⟨

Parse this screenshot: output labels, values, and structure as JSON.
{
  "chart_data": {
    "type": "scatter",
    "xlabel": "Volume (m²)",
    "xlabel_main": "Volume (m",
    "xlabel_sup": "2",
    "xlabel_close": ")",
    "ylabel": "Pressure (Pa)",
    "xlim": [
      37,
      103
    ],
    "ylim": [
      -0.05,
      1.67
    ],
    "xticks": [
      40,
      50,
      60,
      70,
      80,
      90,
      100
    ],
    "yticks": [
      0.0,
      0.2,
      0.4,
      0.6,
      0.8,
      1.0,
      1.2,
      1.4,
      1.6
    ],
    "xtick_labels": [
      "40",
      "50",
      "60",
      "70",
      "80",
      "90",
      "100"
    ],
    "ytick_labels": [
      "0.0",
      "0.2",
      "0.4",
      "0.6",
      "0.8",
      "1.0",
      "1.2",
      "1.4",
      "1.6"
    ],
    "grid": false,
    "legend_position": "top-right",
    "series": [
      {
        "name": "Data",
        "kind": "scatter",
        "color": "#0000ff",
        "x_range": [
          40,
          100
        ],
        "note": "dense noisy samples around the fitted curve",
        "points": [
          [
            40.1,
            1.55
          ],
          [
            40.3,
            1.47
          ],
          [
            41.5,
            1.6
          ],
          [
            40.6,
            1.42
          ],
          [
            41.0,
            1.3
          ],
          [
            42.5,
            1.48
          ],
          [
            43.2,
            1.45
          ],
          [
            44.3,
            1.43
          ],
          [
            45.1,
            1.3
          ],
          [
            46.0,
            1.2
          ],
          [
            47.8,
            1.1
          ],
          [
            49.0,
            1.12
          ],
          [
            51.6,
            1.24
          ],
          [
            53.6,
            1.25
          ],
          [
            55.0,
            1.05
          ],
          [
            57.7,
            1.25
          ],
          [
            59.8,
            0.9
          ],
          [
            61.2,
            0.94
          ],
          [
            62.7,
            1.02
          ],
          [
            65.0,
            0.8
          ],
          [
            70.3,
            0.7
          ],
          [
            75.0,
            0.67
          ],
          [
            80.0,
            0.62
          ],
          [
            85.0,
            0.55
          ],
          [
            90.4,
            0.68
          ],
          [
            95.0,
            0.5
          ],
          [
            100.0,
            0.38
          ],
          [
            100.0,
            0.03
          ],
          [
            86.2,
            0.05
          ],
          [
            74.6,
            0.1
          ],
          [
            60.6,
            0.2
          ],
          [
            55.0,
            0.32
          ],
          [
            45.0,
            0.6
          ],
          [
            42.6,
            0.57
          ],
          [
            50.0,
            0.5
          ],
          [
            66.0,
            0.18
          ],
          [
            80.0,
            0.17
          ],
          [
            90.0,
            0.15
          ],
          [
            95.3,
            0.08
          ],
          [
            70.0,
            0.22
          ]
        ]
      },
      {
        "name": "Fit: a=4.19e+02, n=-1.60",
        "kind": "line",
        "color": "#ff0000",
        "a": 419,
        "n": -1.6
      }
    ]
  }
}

⟩

**What is needed**
Filter the records, keeping only lines that contain "Volume", and show those lines.

**Result below**
    "xlabel": "Volume (m²)",
    "xlabel_main": "Volume (m",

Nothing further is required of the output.